> _MATERIAL PROVIDED_
____________

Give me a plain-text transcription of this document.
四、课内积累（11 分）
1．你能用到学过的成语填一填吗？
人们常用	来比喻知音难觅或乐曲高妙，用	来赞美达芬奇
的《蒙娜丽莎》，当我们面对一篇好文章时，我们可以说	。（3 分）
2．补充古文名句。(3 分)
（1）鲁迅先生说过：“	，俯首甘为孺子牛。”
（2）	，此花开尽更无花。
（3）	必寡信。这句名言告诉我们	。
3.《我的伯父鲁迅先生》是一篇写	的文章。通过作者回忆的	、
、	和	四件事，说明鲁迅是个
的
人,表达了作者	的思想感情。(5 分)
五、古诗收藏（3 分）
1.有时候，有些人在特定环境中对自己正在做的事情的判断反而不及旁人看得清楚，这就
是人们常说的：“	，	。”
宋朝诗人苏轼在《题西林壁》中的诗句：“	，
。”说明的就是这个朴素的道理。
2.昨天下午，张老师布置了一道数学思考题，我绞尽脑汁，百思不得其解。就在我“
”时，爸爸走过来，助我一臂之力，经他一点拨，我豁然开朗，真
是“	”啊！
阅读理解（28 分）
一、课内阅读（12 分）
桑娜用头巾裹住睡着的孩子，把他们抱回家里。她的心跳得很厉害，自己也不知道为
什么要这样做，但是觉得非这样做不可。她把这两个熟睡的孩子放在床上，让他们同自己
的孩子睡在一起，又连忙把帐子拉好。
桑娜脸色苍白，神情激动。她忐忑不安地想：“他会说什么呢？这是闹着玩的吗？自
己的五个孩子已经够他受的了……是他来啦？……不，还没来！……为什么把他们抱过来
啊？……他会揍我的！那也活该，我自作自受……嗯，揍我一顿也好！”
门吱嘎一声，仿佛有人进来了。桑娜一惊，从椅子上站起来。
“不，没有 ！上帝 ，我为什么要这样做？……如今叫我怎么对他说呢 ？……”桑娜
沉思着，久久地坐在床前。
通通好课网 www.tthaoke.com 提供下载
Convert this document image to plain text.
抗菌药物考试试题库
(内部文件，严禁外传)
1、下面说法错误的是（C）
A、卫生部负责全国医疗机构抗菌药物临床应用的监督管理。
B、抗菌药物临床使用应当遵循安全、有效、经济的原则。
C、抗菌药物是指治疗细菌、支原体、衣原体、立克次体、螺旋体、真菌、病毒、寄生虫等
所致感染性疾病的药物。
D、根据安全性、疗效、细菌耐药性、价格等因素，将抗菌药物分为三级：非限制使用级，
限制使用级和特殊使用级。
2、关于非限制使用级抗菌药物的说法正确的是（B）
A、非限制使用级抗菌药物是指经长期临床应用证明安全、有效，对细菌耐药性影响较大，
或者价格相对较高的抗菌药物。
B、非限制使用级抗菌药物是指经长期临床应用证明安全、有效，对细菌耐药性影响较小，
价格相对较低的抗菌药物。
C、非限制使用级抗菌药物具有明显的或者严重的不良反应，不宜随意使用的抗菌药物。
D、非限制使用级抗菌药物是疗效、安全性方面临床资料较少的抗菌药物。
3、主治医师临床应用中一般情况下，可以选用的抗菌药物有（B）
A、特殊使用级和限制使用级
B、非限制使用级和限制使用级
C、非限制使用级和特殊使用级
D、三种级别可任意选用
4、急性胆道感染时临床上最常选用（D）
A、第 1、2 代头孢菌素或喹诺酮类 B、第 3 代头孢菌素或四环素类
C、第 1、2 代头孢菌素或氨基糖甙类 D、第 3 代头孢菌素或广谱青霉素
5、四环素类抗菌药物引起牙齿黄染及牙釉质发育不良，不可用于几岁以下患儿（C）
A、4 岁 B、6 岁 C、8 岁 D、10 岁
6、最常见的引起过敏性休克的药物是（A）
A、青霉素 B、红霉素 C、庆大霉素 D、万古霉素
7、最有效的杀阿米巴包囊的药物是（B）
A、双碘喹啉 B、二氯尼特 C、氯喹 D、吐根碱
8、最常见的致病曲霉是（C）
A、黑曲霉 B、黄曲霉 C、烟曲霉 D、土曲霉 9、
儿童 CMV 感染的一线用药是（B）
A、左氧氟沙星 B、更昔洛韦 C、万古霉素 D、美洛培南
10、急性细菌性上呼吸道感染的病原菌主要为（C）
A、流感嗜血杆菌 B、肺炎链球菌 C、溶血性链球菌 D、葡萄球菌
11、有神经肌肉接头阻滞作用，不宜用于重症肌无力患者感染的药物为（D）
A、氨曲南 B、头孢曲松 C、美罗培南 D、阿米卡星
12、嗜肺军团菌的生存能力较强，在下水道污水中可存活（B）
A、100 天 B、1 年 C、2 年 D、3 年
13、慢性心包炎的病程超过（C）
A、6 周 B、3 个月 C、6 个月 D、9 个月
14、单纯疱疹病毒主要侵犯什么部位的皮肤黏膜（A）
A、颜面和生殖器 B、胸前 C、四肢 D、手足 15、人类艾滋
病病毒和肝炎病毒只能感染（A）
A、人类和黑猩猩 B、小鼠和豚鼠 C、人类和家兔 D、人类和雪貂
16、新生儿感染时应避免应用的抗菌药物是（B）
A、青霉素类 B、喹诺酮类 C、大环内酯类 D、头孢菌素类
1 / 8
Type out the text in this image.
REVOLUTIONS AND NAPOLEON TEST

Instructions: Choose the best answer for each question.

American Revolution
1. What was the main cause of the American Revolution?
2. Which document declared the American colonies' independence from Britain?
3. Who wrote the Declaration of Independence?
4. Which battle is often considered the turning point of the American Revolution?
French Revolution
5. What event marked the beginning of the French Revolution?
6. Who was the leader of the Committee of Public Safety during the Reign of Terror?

____________

> _WRITTEN PROBLEM_
Provide the number of lines in these entries that hold the word "What", without any accompanying text.

> _RESULT FOR THIS TASK_
2